[Source records]
○ ○ ○ ○ ○ ○ ○
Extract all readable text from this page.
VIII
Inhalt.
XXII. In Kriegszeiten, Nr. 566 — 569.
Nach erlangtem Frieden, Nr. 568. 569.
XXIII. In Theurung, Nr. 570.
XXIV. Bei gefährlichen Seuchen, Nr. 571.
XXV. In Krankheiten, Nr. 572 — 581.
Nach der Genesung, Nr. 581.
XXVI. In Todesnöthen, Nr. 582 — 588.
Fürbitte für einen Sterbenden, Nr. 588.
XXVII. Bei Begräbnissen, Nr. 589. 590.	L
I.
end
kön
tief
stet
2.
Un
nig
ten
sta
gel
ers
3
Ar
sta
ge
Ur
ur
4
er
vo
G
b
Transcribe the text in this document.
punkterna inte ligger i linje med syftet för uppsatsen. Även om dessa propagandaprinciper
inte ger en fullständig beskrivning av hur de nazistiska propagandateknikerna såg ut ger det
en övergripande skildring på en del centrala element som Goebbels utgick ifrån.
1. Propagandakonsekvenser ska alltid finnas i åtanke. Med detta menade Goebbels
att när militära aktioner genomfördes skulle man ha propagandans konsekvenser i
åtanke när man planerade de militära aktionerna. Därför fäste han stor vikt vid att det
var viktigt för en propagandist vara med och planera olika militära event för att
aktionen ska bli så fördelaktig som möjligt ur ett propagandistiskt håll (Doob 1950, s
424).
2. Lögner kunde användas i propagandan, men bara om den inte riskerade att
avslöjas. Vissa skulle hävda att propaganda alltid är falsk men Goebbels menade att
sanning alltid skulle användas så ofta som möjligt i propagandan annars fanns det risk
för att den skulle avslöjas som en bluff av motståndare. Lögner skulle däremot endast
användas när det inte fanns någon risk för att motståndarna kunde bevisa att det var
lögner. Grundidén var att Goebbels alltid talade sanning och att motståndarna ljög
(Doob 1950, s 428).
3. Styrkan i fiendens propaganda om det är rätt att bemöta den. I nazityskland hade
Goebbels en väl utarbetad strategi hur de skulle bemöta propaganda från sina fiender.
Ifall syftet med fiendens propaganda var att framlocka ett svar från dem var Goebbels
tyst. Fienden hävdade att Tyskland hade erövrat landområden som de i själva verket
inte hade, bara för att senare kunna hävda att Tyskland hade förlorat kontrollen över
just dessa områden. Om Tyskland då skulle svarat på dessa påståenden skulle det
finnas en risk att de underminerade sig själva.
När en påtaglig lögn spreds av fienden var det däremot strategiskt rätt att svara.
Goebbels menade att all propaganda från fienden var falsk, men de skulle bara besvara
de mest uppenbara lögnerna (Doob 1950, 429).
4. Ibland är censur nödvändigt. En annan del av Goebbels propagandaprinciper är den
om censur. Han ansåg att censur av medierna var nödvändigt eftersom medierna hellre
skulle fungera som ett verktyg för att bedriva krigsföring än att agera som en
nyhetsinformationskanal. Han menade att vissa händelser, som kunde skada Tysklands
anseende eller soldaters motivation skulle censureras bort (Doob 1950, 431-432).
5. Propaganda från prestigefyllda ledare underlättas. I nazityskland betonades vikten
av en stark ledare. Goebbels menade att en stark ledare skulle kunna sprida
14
○ ○ ○ ○ ○ ○ ○
**YOUR OBJECTIVE**
Copy every line of the records above that holds the word "åtanke".

**ANSWER BELOW**
1. Propagandakonsekvenser ska alltid finnas i åtanke. Med detta menade Goebbels
åtanke när man planerade de militära aktionerna. Därför fäste han stor vikt vid att det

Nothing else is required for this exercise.